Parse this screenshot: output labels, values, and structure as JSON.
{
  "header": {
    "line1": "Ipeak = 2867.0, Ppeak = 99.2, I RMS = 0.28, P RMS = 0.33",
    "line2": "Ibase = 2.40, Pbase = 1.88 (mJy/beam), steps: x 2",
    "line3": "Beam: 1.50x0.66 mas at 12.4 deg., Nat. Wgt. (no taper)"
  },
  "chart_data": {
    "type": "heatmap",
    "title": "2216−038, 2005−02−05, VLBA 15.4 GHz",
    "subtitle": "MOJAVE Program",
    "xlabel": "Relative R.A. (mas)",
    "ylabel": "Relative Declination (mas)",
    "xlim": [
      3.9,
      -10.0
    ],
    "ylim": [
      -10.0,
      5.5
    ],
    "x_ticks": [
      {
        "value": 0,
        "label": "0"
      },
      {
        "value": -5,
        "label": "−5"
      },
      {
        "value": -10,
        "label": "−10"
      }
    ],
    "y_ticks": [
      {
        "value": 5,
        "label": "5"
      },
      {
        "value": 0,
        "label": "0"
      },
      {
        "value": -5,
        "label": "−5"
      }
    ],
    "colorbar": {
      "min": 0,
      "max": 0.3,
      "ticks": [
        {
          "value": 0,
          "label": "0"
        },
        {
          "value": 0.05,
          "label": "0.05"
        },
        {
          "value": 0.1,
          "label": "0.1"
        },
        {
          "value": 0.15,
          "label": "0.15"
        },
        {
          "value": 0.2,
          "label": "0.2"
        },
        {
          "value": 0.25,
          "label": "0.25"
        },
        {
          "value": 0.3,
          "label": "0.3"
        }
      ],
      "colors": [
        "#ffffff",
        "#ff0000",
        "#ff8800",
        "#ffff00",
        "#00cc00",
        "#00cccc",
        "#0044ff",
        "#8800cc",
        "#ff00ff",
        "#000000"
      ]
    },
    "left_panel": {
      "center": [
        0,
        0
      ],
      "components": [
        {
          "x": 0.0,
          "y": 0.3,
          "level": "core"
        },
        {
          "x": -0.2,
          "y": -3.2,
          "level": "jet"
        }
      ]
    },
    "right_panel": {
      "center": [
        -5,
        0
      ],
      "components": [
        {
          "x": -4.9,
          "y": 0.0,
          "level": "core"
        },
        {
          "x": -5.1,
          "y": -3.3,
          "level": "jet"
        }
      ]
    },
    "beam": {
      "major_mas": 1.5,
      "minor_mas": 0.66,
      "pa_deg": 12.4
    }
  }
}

************

[Problem]: Exactly reproduce every line of the data above.

[Output of the exercise]:
Parse this screenshot: output labels, values, and structure as JSON.
{
  "header": {
    "line1": "Ipeak = 2867.0, Ppeak = 99.2, I RMS = 0.28, P RMS = 0.33",
    "line2": "Ibase = 2.40, Pbase = 1.88 (mJy/beam), steps: x 2",
    "line3": "Beam: 1.50x0.66 mas at 12.4 deg., Nat. Wgt. (no taper)"
  },
  "chart_data": {
    "type": "heatmap",
    "title": "2216−038, 2005−02−05, VLBA 15.4 GHz",
    "subtitle": "MOJAVE Program",
    "xlabel": "Relative R.A. (mas)",
    "ylabel": "Relative Declination (mas)",
    "xlim": [
      3.9,
      -10.0
    ],
    "ylim": [
      -10.0,
      5.5
    ],
    "x_ticks": [
      {
        "value": 0,
        "label": "0"
      },
      {
        "value": -5,
        "label": "−5"
      },
      {
        "value": -10,
        "label": "−10"
      }
    ],
    "y_ticks": [
      {
        "value": 5,
        "label": "5"
      },
      {
        "value": 0,
        "label": "0"
      },
      {
        "value": -5,
        "label": "−5"
      }
    ],
    "colorbar": {
      "min": 0,
      "max": 0.3,
      "ticks": [
        {
          "value": 0,
          "label": "0"
        },
        {
          "value": 0.05,
          "label": "0.05"
        },
        {
          "value": 0.1,
          "label": "0.1"
        },
        {
          "value": 0.15,
          "label": "0.15"
        },
        {
          "value": 0.2,
          "label": "0.2"
        },
        {
          "value": 0.25,
          "label": "0.25"
        },
        {
          "value": 0.3,
          "label": "0.3"
        }
      ],
      "colors": [
        "#ffffff",
        "#ff0000",
        "#ff8800",
        "#ffff00",
        "#00cc00",
        "#00cccc",
        "#0044ff",
        "#8800cc",
        "#ff00ff",
        "#000000"
      ]
    },
    "left_panel": {
      "center": [
        0,
        0
      ],
      "components": [
        {
          "x": 0.0,
          "y": 0.3,
          "level": "core"
        },
        {
          "x": -0.2,
          "y": -3.2,
          "level": "jet"
        }
      ]
    },
    "right_panel": {
      "center": [
        -5,
        0
      ],
      "components": [
        {
          "x": -4.9,
          "y": 0.0,
          "level": "core"
        },
        {
          "x": -5.1,
          "y": -3.3,
          "level": "jet"
        }
      ]
    },
    "beam": {
      "major_mas": 1.5,
      "minor_mas": 0.66,
      "pa_deg": 12.4
    }
  }
}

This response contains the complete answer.